[REQUIRED WORK]
Word for word, restate every line of the material.

[DATA RECORDS]
--- Start ---
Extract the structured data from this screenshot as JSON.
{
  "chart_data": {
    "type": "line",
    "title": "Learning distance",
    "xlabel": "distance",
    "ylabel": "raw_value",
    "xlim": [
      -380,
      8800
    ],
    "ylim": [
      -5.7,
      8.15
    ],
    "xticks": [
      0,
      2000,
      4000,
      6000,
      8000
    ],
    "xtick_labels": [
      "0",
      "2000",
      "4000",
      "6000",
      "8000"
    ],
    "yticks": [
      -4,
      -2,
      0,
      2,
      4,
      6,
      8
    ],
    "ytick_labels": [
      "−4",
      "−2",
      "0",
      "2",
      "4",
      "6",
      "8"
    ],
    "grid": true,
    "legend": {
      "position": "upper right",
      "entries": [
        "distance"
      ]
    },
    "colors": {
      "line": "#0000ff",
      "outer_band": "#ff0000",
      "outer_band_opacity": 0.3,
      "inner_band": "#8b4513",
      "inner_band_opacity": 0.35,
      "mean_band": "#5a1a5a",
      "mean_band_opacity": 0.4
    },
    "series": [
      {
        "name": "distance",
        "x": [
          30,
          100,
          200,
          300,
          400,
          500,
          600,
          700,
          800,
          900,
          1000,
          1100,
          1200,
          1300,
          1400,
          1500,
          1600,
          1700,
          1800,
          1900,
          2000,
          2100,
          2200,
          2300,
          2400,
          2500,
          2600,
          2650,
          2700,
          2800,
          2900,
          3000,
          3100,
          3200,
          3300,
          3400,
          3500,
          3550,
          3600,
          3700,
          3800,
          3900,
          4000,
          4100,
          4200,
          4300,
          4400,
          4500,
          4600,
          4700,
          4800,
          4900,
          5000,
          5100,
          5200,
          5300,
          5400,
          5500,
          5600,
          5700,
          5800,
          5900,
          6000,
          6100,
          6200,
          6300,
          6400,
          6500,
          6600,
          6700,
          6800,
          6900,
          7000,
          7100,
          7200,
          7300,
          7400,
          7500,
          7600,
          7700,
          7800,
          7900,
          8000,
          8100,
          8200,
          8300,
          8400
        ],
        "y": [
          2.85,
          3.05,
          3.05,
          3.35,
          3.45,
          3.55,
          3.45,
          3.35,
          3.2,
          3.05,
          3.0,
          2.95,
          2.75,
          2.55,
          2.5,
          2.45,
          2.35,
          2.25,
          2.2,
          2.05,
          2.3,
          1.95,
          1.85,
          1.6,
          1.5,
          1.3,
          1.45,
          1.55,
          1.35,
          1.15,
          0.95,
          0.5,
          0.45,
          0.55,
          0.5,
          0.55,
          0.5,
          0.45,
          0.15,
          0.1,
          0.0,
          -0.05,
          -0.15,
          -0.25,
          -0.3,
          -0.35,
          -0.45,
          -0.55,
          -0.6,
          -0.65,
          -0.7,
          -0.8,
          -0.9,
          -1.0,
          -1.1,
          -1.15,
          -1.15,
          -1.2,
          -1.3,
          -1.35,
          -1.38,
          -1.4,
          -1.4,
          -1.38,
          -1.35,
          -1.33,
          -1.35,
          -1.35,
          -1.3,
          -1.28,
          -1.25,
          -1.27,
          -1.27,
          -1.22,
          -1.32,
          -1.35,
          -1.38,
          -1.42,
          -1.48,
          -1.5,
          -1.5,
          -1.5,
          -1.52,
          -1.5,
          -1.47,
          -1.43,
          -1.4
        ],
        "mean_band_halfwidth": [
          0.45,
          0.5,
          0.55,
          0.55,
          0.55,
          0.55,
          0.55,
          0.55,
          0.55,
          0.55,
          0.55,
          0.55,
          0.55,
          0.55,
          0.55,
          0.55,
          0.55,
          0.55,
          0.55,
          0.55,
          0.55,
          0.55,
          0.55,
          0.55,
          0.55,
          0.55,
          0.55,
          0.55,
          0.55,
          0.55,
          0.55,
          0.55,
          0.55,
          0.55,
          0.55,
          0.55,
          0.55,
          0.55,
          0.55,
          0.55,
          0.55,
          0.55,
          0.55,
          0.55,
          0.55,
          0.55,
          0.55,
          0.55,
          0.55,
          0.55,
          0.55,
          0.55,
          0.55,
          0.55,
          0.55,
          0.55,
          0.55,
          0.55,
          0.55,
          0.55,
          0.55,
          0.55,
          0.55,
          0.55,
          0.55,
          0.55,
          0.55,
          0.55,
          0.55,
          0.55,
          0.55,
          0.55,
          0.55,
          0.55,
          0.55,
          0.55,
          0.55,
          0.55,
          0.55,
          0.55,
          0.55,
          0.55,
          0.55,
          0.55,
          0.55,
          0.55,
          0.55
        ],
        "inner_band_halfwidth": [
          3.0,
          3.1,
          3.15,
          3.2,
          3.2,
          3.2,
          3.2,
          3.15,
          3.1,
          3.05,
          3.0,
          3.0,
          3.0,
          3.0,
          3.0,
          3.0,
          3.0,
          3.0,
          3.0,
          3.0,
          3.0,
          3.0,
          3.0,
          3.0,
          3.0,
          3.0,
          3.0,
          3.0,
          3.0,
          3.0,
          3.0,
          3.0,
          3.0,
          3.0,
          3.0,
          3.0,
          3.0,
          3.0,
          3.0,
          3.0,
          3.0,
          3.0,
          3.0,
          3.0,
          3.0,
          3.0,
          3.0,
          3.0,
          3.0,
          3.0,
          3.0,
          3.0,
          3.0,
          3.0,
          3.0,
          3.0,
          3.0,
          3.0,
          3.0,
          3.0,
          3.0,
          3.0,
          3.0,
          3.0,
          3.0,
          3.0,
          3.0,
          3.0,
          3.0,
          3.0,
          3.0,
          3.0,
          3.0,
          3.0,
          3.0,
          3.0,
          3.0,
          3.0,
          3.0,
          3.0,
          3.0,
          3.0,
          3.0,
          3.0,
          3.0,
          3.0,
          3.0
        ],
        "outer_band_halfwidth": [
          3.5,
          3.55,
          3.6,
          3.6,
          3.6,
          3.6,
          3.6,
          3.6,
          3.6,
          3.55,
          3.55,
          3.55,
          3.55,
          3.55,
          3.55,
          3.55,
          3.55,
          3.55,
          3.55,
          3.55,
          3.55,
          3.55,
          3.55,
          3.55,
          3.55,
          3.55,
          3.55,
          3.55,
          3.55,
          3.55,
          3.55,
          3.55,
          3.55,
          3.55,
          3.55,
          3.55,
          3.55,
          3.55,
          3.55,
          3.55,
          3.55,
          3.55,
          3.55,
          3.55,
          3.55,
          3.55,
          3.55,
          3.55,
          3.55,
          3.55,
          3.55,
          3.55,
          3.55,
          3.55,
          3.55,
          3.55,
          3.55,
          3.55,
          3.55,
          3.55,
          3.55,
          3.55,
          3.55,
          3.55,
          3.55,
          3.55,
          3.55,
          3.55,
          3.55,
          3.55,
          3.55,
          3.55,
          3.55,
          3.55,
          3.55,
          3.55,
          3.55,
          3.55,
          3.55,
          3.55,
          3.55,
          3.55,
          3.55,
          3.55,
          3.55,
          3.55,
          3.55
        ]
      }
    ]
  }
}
--- End ---
[RESPONSE TO THE EXERCISE]
Extract the structured data from this screenshot as JSON.
{
  "chart_data": {
    "type": "line",
    "title": "Learning distance",
    "xlabel": "distance",
    "ylabel": "raw_value",
    "xlim": [
      -380,
      8800
    ],
    "ylim": [
      -5.7,
      8.15
    ],
    "xticks": [
      0,
      2000,
      4000,
      6000,
      8000
    ],
    "xtick_labels": [
      "0",
      "2000",
      "4000",
      "6000",
      "8000"
    ],
    "yticks": [
      -4,
      -2,
      0,
      2,
      4,
      6,
      8
    ],
    "ytick_labels": [
      "−4",
      "−2",
      "0",
      "2",
      "4",
      "6",
      "8"
    ],
    "grid": true,
    "legend": {
      "position": "upper right",
      "entries": [
        "distance"
      ]
    },
    "colors": {
      "line": "#0000ff",
      "outer_band": "#ff0000",
      "outer_band_opacity": 0.3,
      "inner_band": "#8b4513",
      "inner_band_opacity": 0.35,
      "mean_band": "#5a1a5a",
      "mean_band_opacity": 0.4
    },
    "series": [
      {
        "name": "distance",
        "x": [
          30,
          100,
          200,
          300,
          400,
          500,
          600,
          700,
          800,
          900,
          1000,
          1100,
          1200,
          1300,
          1400,
          1500,
          1600,
          1700,
          1800,
          1900,
          2000,
          2100,
          2200,
          2300,
          2400,
          2500,
          2600,
          2650,
          2700,
          2800,
          2900,
          3000,
          3100,
          3200,
          3300,
          3400,
          3500,
          3550,
          3600,
          3700,
          3800,
          3900,
          4000,
          4100,
          4200,
          4300,
          4400,
          4500,
          4600,
          4700,
          4800,
          4900,
          5000,
          5100,
          5200,
          5300,
          5400,
          5500,
          5600,
          5700,
          5800,
          5900,
          6000,
          6100,
          6200,
          6300,
          6400,
          6500,
          6600,
          6700,
          6800,
          6900,
          7000,
          7100,
          7200,
          7300,
          7400,
          7500,
          7600,
          7700,
          7800,
          7900,
          8000,
          8100,
          8200,
          8300,
          8400
        ],
        "y": [
          2.85,
          3.05,
          3.05,
          3.35,
          3.45,
          3.55,
          3.45,
          3.35,
          3.2,
          3.05,
          3.0,
          2.95,
          2.75,
          2.55,
          2.5,
          2.45,
          2.35,
          2.25,
          2.2,
          2.05,
          2.3,
          1.95,
          1.85,
          1.6,
          1.5,
          1.3,
          1.45,
          1.55,
          1.35,
          1.15,
          0.95,
          0.5,
          0.45,
          0.55,
          0.5,
          0.55,
          0.5,
          0.45,
          0.15,
          0.1,
          0.0,
          -0.05,
          -0.15,
          -0.25,
          -0.3,
          -0.35,
          -0.45,
          -0.55,
          -0.6,
          -0.65,
          -0.7,
          -0.8,
          -0.9,
          -1.0,
          -1.1,
          -1.15,
          -1.15,
          -1.2,
          -1.3,
          -1.35,
          -1.38,
          -1.4,
          -1.4,
          -1.38,
          -1.35,
          -1.33,
          -1.35,
          -1.35,
          -1.3,
          -1.28,
          -1.25,
          -1.27,
          -1.27,
          -1.22,
          -1.32,
          -1.35,
          -1.38,
          -1.42,
          -1.48,
          -1.5,
          -1.5,
          -1.5,
          -1.52,
          -1.5,
          -1.47,
          -1.43,
          -1.4
        ],
        "mean_band_halfwidth": [
          0.45,
          0.5,
          0.55,
          0.55,
          0.55,
          0.55,
          0.55,
          0.55,
          0.55,
          0.55,
          0.55,
          0.55,
          0.55,
          0.55,
          0.55,
          0.55,
          0.55,
          0.55,
          0.55,
          0.55,
          0.55,
          0.55,
          0.55,
          0.55,
          0.55,
          0.55,
          0.55,
          0.55,
          0.55,
          0.55,
          0.55,
          0.55,
          0.55,
          0.55,
          0.55,
          0.55,
          0.55,
          0.55,
          0.55,
          0.55,
          0.55,
          0.55,
          0.55,
          0.55,
          0.55,
          0.55,
          0.55,
          0.55,
          0.55,
          0.55,
          0.55,
          0.55,
          0.55,
          0.55,
          0.55,
          0.55,
          0.55,
          0.55,
          0.55,
          0.55,
          0.55,
          0.55,
          0.55,
          0.55,
          0.55,
          0.55,
          0.55,
          0.55,
          0.55,
          0.55,
          0.55,
          0.55,
          0.55,
          0.55,
          0.55,
          0.55,
          0.55,
          0.55,
          0.55,
          0.55,
          0.55,
          0.55,
          0.55,
          0.55,
          0.55,
          0.55,
          0.55
        ],
        "inner_band_halfwidth": [
          3.0,
          3.1,
          3.15,
          3.2,
          3.2,
          3.2,
          3.2,
          3.15,
          3.1,
          3.05,
          3.0,
          3.0,
          3.0,
          3.0,
          3.0,
          3.0,
          3.0,
          3.0,
          3.0,
          3.0,
          3.0,
          3.0,
          3.0,
          3.0,
          3.0,
          3.0,
          3.0,
          3.0,
          3.0,
          3.0,
          3.0,
          3.0,
          3.0,
          3.0,
          3.0,
          3.0,
          3.0,
          3.0,
          3.0,
          3.0,
          3.0,
          3.0,
          3.0,
          3.0,
          3.0,
          3.0,
          3.0,
          3.0,
          3.0,
          3.0,
          3.0,
          3.0,
          3.0,
          3.0,
          3.0,
          3.0,
          3.0,
          3.0,
          3.0,
          3.0,
          3.0,
          3.0,
          3.0,
          3.0,
          3.0,
          3.0,
          3.0,
          3.0,
          3.0,
          3.0,
          3.0,
          3.0,
          3.0,
          3.0,
          3.0,
          3.0,
          3.0,
          3.0,
          3.0,
          3.0,
          3.0,
          3.0,
          3.0,
          3.0,
          3.0,
          3.0,
          3.0
        ],
        "outer_band_halfwidth": [
          3.5,
          3.55,
          3.6,
          3.6,
          3.6,
          3.6,
          3.6,
          3.6,
          3.6,
          3.55,
          3.55,
          3.55,
          3.55,
          3.55,
          3.55,
          3.55,
          3.55,
          3.55,
          3.55,
          3.55,
          3.55,
          3.55,
          3.55,
          3.55,
          3.55,
          3.55,
          3.55,
          3.55,
          3.55,
          3.55,
          3.55,
          3.55,
          3.55,
          3.55,
          3.55,
          3.55,
          3.55,
          3.55,
          3.55,
          3.55,
          3.55,
          3.55,
          3.55,
          3.55,
          3.55,
          3.55,
          3.55,
          3.55,
          3.55,
          3.55,
          3.55,
          3.55,
          3.55,
          3.55,
          3.55,
          3.55,
          3.55,
          3.55,
          3.55,
          3.55,
          3.55,
          3.55,
          3.55,
          3.55,
          3.55,
          3.55,
          3.55,
          3.55,
          3.55,
          3.55,
          3.55,
          3.55,
          3.55,
          3.55,
          3.55,
          3.55,
          3.55,
          3.55,
          3.55,
          3.55,
          3.55,
          3.55,
          3.55,
          3.55,
          3.55,
          3.55,
          3.55
        ]
      }
    ]
  }
}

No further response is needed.